### What to produce
Copy out the items word for word, beginning at the very first line and ending with the line that contains "- list-item: （6）", including that line.

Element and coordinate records
- - - - -

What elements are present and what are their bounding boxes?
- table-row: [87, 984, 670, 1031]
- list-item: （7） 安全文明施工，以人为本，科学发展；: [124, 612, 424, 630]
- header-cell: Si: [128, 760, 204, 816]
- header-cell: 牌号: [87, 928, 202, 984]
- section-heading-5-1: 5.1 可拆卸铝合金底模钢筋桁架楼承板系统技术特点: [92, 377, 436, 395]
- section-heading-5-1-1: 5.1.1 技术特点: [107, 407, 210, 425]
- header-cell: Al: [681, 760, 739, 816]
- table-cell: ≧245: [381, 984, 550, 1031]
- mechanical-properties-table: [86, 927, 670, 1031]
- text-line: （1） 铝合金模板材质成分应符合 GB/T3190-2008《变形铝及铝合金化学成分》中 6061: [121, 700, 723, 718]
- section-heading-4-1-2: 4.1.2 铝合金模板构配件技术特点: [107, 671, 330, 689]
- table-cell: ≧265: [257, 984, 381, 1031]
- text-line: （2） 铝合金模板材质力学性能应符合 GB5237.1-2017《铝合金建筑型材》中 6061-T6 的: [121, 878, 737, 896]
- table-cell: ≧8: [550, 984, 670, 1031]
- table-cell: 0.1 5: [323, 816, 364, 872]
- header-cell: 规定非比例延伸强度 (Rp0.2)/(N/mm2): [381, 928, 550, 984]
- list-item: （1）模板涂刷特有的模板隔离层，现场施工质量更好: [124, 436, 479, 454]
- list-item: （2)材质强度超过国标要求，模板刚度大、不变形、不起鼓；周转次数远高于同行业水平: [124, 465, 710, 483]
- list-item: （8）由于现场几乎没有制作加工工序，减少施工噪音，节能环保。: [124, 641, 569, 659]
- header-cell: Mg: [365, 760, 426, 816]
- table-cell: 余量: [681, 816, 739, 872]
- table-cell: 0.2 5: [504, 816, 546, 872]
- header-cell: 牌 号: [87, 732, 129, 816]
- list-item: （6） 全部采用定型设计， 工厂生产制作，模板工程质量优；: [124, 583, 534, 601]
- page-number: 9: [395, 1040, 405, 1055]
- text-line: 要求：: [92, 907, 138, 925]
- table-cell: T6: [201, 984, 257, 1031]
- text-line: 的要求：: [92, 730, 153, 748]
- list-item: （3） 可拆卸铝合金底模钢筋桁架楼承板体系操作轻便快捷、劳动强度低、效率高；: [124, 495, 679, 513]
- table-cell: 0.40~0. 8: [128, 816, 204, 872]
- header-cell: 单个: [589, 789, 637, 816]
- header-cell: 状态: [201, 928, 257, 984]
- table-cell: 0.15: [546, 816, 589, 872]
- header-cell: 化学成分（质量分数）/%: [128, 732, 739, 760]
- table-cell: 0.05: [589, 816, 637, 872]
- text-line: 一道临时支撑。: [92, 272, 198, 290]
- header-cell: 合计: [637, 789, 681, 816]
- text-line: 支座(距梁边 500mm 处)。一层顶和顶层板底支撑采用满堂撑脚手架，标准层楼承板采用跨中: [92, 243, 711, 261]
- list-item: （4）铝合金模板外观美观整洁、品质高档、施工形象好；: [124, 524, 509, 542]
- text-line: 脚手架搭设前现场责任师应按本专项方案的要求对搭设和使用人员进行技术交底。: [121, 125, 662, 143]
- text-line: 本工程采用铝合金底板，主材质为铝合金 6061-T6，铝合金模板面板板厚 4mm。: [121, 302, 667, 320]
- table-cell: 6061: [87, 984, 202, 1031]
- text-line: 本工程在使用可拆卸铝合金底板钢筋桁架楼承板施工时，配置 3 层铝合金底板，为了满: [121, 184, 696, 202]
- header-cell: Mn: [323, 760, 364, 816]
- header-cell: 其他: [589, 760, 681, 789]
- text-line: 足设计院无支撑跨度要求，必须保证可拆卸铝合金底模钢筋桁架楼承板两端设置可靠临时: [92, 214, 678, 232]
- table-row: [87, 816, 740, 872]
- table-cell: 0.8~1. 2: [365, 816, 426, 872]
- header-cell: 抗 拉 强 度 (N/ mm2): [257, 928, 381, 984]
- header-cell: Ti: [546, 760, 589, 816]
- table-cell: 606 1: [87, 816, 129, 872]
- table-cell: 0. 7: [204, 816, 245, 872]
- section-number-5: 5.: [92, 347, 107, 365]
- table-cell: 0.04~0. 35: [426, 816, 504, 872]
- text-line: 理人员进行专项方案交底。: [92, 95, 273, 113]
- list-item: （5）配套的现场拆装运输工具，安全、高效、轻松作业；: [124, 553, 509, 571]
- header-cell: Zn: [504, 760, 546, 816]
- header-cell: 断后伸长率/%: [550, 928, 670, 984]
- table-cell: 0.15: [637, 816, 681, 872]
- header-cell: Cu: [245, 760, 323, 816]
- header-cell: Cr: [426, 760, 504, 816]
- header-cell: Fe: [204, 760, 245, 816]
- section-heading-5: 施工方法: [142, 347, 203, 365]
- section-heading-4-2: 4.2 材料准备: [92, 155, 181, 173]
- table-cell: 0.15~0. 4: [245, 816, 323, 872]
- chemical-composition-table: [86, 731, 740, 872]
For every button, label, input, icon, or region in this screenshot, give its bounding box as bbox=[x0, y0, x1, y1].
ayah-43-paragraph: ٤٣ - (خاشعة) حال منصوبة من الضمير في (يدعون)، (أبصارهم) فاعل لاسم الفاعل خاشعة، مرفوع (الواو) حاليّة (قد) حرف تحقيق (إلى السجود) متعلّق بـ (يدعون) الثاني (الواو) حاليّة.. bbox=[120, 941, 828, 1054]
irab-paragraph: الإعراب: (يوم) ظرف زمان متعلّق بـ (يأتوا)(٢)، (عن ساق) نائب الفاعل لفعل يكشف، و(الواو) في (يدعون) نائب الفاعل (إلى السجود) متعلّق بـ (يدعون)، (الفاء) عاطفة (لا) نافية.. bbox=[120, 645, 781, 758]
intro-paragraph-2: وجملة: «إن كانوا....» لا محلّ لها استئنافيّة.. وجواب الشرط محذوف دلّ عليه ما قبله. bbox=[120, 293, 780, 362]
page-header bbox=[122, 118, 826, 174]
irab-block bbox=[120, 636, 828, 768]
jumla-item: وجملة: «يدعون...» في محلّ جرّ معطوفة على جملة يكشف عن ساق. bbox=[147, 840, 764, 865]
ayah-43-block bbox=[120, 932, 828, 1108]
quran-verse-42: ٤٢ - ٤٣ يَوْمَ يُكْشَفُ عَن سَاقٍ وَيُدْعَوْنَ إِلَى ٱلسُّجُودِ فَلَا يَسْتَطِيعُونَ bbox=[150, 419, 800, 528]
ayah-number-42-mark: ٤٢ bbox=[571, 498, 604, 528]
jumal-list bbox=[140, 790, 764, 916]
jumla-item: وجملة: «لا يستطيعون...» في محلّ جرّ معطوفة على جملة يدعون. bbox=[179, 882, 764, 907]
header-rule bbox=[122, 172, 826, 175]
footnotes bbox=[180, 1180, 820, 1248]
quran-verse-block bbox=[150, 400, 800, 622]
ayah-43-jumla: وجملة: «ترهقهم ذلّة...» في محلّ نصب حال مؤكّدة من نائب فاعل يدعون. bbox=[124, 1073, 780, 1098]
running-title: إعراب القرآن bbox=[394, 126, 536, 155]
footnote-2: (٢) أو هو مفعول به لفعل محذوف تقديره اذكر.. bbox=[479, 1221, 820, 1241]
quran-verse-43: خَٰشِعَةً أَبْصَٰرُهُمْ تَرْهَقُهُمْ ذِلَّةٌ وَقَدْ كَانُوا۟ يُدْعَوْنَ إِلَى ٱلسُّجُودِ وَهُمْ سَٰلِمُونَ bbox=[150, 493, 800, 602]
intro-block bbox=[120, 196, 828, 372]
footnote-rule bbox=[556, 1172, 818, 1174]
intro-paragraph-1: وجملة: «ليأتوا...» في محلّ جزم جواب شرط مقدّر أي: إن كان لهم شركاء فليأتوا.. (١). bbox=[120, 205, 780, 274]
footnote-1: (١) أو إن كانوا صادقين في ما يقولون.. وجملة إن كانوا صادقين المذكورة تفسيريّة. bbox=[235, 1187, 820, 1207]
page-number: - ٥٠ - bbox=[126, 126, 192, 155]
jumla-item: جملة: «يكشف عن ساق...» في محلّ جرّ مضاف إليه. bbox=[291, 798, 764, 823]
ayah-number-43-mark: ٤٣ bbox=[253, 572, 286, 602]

- - - - -

### Response to this task
What elements are present and what are their bounding boxes?
- table-row: [87, 984, 670, 1031]
- list-item: （7） 安全文明施工，以人为本，科学发展；: [124, 612, 424, 630]
- header-cell: Si: [128, 760, 204, 816]
- header-cell: 牌号: [87, 928, 202, 984]
- section-heading-5-1: 5.1 可拆卸铝合金底模钢筋桁架楼承板系统技术特点: [92, 377, 436, 395]
- section-heading-5-1-1: 5.1.1 技术特点: [107, 407, 210, 425]
- header-cell: Al: [681, 760, 739, 816]
- table-cell: ≧245: [381, 984, 550, 1031]
- mechanical-properties-table: [86, 927, 670, 1031]
- text-line: （1） 铝合金模板材质成分应符合 GB/T3190-2008《变形铝及铝合金化学成分》中 6061: [121, 700, 723, 718]
- section-heading-4-1-2: 4.1.2 铝合金模板构配件技术特点: [107, 671, 330, 689]
- table-cell: ≧265: [257, 984, 381, 1031]
- text-line: （2） 铝合金模板材质力学性能应符合 GB5237.1-2017《铝合金建筑型材》中 6061-T6 的: [121, 878, 737, 896]
- table-cell: ≧8: [550, 984, 670, 1031]
- table-cell: 0.1 5: [323, 816, 364, 872]
- header-cell: 规定非比例延伸强度 (Rp0.2)/(N/mm2): [381, 928, 550, 984]
- list-item: （1）模板涂刷特有的模板隔离层，现场施工质量更好: [124, 436, 479, 454]
- list-item: （2)材质强度超过国标要求，模板刚度大、不变形、不起鼓；周转次数远高于同行业水平: [124, 465, 710, 483]
- list-item: （8）由于现场几乎没有制作加工工序，减少施工噪音，节能环保。: [124, 641, 569, 659]
- header-cell: Mg: [365, 760, 426, 816]
- table-cell: 余量: [681, 816, 739, 872]
- table-cell: 0.2 5: [504, 816, 546, 872]
- header-cell: 牌 号: [87, 732, 129, 816]
- list-item: （6） 全部采用定型设计， 工厂生产制作，模板工程质量优；: [124, 583, 534, 601]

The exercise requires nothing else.